Exercise prompt => Copy all the material that follows, keeping every character the same.

--- Available records ---

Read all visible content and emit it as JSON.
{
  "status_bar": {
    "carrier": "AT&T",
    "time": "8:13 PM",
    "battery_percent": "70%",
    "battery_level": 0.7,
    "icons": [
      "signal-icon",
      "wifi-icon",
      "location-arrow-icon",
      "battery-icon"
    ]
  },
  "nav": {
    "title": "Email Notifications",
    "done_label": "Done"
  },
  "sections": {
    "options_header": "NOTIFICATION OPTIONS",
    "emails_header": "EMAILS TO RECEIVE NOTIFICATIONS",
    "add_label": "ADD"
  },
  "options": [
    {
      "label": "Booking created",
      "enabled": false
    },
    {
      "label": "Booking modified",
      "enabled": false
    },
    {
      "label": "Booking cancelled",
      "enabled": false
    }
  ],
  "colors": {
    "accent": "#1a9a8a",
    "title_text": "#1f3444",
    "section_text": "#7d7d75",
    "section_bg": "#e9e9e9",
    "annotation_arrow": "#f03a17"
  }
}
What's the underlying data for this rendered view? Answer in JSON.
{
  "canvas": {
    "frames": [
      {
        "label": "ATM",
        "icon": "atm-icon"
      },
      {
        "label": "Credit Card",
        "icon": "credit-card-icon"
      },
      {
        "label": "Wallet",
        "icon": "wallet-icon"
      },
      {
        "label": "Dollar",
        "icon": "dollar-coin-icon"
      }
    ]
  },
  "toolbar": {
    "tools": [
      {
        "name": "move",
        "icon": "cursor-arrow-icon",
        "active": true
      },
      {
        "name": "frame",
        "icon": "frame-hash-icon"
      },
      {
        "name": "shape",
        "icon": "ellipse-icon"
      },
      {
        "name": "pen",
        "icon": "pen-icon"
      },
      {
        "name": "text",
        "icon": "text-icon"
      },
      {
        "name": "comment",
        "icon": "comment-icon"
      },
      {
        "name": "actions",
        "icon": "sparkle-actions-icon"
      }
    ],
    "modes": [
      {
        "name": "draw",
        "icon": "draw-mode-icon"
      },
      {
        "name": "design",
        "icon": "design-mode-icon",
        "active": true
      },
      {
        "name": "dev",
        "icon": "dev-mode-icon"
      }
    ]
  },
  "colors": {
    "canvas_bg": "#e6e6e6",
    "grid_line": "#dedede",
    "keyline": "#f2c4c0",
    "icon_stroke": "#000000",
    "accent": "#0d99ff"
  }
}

---

Response to the exercise =>
Read all visible content and emit it as JSON.
{
  "status_bar": {
    "carrier": "AT&T",
    "time": "8:13 PM",
    "battery_percent": "70%",
    "battery_level": 0.7,
    "icons": [
      "signal-icon",
      "wifi-icon",
      "location-arrow-icon",
      "battery-icon"
    ]
  },
  "nav": {
    "title": "Email Notifications",
    "done_label": "Done"
  },
  "sections": {
    "options_header": "NOTIFICATION OPTIONS",
    "emails_header": "EMAILS TO RECEIVE NOTIFICATIONS",
    "add_label": "ADD"
  },
  "options": [
    {
      "label": "Booking created",
      "enabled": false
    },
    {
      "label": "Booking modified",
      "enabled": false
    },
    {
      "label": "Booking cancelled",
      "enabled": false
    }
  ],
  "colors": {
    "accent": "#1a9a8a",
    "title_text": "#1f3444",
    "section_text": "#7d7d75",
    "section_bg": "#e9e9e9",
    "annotation_arrow": "#f03a17"
  }
}
What's the underlying data for this rendered view? Answer in JSON.
{
  "canvas": {
    "frames": [
      {
        "label": "ATM",
        "icon": "atm-icon"
      },
      {
        "label": "Credit Card",
        "icon": "credit-card-icon"
      },
      {
        "label": "Wallet",
        "icon": "wallet-icon"
      },
      {
        "label": "Dollar",
        "icon": "dollar-coin-icon"
      }
    ]
  },
  "toolbar": {
    "tools": [
      {
        "name": "move",
        "icon": "cursor-arrow-icon",
        "active": true
      },
      {
        "name": "frame",
        "icon": "frame-hash-icon"
      },
      {
        "name": "shape",
        "icon": "ellipse-icon"
      },
      {
        "name": "pen",
        "icon": "pen-icon"
      },
      {
        "name": "text",
        "icon": "text-icon"
      },
      {
        "name": "comment",
        "icon": "comment-icon"
      },
      {
        "name": "actions",
        "icon": "sparkle-actions-icon"
      }
    ],
    "modes": [
      {
        "name": "draw",
        "icon": "draw-mode-icon"
      },
      {
        "name": "design",
        "icon": "design-mode-icon",
        "active": true
      },
      {
        "name": "dev",
        "icon": "dev-mode-icon"
      }
    ]
  },
  "colors": {
    "canvas_bg": "#e6e6e6",
    "grid_line": "#dedede",
    "keyline": "#f2c4c0",
    "icon_stroke": "#000000",
    "accent": "#0d99ff"
  }
}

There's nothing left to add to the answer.